---------- PROVIDED INFORMATION

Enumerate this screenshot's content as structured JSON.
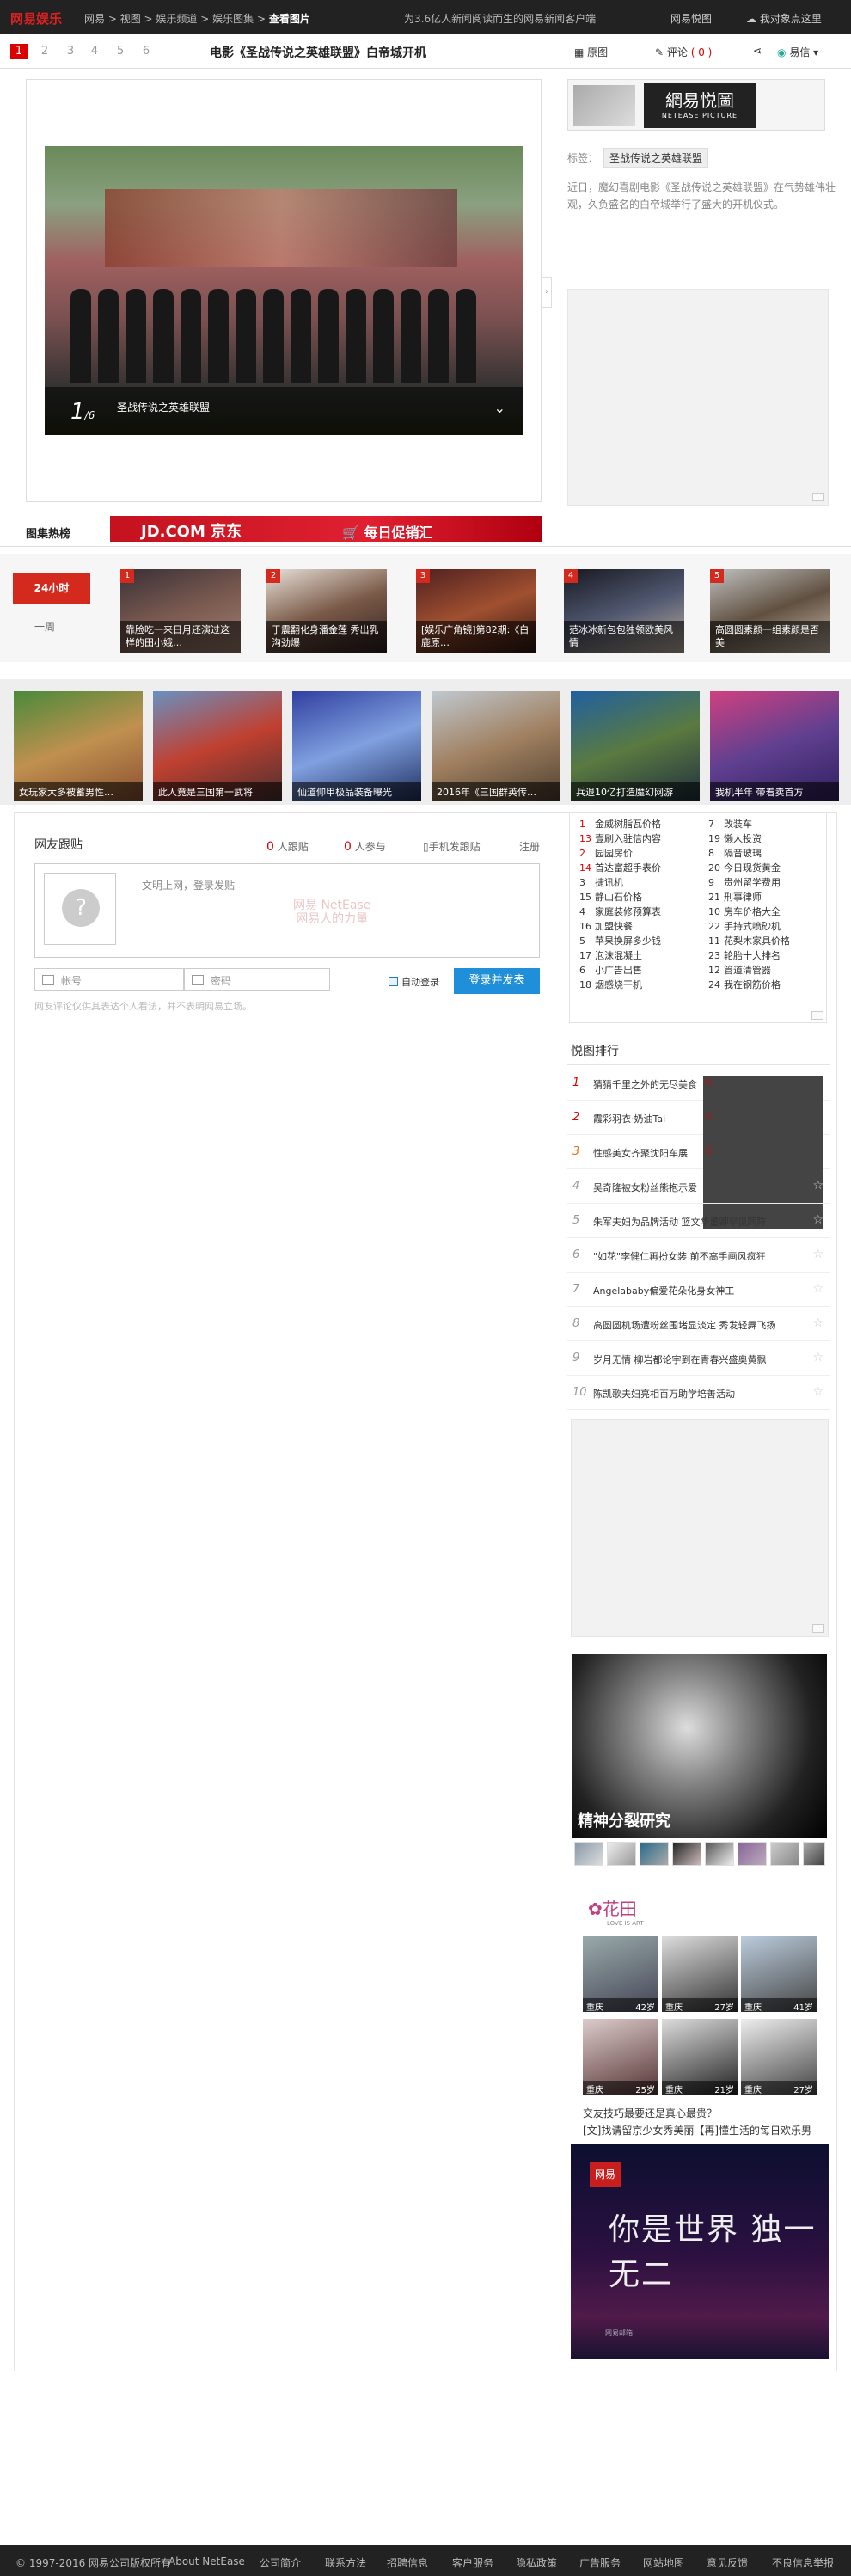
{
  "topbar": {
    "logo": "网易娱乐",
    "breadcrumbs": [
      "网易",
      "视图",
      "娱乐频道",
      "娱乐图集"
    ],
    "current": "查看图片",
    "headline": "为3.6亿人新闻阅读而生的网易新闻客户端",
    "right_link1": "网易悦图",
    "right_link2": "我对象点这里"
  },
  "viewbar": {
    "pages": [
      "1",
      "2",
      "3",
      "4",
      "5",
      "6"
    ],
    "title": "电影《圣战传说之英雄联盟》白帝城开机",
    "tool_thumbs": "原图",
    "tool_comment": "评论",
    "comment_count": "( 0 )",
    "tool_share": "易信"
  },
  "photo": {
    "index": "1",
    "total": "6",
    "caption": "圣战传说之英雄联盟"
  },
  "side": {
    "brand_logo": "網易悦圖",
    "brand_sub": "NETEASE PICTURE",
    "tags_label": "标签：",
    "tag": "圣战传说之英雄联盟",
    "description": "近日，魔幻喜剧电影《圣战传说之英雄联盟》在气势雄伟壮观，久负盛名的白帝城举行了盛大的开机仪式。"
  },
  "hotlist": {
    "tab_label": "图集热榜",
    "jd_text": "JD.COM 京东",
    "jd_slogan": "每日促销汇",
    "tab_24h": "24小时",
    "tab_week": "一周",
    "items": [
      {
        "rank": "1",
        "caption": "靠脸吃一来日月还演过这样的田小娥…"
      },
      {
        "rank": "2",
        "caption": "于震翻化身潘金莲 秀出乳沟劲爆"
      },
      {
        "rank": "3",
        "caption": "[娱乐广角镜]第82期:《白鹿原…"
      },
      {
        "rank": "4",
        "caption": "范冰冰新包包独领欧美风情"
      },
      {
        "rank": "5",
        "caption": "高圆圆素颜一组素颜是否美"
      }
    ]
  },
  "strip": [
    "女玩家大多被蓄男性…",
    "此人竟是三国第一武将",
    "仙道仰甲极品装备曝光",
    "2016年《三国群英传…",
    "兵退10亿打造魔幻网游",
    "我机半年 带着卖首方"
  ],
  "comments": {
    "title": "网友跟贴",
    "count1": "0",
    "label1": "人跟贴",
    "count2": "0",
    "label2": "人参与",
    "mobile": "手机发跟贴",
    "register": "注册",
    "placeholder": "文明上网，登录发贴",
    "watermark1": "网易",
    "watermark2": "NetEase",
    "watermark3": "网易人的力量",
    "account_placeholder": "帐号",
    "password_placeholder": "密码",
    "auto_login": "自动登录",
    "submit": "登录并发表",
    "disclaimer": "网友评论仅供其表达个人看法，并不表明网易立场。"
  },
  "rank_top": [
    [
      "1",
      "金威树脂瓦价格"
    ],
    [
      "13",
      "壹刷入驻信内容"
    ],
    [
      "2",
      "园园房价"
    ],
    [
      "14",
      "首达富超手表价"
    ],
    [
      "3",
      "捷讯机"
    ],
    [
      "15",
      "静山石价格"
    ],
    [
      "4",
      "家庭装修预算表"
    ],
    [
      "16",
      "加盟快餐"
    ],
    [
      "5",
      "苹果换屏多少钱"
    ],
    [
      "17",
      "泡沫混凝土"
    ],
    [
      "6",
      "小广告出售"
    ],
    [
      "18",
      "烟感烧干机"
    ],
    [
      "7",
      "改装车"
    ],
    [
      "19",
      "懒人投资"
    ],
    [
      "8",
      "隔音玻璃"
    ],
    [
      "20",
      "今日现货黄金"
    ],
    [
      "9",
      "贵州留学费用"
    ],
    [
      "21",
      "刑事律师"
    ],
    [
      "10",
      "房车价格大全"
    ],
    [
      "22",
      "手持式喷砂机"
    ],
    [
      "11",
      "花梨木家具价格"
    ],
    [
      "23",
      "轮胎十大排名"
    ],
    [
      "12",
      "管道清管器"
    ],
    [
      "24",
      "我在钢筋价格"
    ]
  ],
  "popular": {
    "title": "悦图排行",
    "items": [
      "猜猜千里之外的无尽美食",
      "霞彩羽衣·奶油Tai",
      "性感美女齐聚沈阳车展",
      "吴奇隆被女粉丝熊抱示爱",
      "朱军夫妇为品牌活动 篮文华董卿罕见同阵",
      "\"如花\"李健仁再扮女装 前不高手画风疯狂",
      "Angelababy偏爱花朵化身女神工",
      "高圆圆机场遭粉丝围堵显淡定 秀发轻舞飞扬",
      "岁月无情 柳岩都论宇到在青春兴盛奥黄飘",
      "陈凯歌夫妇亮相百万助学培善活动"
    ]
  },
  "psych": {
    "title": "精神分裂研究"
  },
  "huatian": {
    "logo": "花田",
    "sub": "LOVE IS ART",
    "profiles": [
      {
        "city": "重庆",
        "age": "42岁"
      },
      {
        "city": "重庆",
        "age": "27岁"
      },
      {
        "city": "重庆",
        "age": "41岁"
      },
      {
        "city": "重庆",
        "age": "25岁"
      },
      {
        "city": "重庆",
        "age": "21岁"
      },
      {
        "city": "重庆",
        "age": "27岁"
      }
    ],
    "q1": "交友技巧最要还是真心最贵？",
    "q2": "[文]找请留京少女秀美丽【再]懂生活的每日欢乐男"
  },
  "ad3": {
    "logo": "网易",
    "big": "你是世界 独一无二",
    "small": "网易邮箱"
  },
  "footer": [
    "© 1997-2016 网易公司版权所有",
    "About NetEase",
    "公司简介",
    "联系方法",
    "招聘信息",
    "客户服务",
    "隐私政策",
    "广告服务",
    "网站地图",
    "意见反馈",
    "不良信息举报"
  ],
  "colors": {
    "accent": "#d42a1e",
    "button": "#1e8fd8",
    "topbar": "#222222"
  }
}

--------------------
---------- PROVIDED INFORMATION

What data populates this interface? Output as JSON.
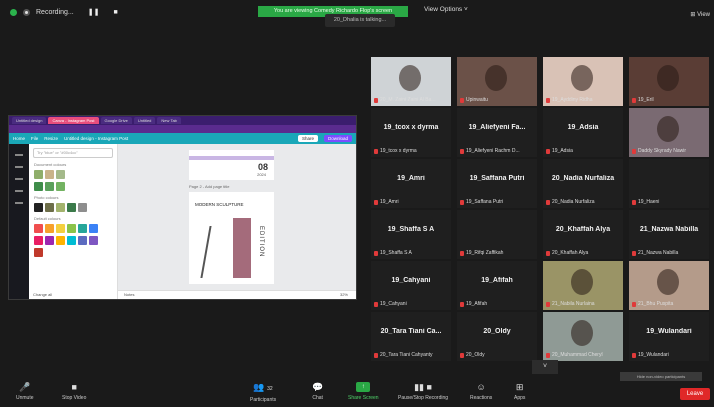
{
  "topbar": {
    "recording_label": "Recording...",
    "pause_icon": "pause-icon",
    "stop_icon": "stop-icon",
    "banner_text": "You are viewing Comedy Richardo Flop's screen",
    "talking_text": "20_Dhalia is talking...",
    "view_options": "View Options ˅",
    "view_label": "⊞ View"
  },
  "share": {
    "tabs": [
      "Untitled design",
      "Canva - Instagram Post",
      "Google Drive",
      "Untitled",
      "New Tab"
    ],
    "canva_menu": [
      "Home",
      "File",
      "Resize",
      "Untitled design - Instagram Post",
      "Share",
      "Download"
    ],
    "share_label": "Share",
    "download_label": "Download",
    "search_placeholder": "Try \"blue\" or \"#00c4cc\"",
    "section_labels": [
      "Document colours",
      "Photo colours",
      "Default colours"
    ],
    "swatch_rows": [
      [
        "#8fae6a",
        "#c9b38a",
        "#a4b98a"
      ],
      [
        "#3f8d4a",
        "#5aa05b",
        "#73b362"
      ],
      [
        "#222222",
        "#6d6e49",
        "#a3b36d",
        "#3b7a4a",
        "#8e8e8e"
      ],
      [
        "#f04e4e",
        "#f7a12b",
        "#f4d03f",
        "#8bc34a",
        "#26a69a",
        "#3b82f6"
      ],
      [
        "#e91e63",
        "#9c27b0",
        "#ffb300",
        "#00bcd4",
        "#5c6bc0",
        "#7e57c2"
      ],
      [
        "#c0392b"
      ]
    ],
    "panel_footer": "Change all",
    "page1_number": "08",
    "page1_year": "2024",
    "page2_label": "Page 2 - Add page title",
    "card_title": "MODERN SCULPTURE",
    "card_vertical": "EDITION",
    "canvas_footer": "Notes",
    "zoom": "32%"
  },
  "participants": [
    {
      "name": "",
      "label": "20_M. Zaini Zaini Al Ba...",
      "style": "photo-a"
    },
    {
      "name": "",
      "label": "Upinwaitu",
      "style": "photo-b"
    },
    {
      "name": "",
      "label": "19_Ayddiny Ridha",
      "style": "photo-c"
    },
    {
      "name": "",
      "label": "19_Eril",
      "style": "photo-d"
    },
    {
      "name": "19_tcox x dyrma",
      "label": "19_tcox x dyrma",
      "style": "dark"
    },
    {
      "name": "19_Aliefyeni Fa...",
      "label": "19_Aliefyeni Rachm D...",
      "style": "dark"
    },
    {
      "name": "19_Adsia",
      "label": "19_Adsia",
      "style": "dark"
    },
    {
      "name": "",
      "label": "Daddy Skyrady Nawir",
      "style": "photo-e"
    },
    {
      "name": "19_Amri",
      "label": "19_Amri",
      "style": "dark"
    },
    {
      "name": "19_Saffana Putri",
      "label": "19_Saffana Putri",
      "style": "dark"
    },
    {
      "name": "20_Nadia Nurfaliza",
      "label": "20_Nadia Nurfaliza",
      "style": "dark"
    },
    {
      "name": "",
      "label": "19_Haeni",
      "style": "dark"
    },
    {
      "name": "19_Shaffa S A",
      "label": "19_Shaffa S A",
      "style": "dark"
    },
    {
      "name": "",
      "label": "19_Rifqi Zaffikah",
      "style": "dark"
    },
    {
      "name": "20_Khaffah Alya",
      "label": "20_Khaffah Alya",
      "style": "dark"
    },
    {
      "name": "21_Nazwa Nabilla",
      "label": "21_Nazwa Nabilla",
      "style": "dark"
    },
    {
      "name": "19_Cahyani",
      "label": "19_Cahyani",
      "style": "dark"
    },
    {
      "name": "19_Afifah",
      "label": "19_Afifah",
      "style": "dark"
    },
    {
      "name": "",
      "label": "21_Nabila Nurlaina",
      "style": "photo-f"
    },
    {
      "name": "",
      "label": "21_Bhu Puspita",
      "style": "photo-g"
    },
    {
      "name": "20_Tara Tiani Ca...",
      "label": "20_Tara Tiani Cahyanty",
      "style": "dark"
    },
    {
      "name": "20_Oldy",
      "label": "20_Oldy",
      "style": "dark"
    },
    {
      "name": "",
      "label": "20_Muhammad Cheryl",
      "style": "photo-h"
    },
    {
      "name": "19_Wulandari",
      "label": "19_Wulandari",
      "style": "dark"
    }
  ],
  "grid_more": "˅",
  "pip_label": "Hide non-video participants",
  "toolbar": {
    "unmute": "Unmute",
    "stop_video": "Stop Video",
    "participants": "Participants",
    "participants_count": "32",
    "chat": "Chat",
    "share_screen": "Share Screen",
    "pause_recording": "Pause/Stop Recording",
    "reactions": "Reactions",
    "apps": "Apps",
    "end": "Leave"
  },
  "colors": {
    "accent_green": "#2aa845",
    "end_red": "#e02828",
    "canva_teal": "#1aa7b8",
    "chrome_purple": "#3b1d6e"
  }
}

--------------------

● WORK REQUIRED: Pick out all lines from the data above in which the word "Recording" appears.

● RIGHT ANSWER:
    "recording_label": "Recording...",
    "pause_recording": "Pause/Stop Recording",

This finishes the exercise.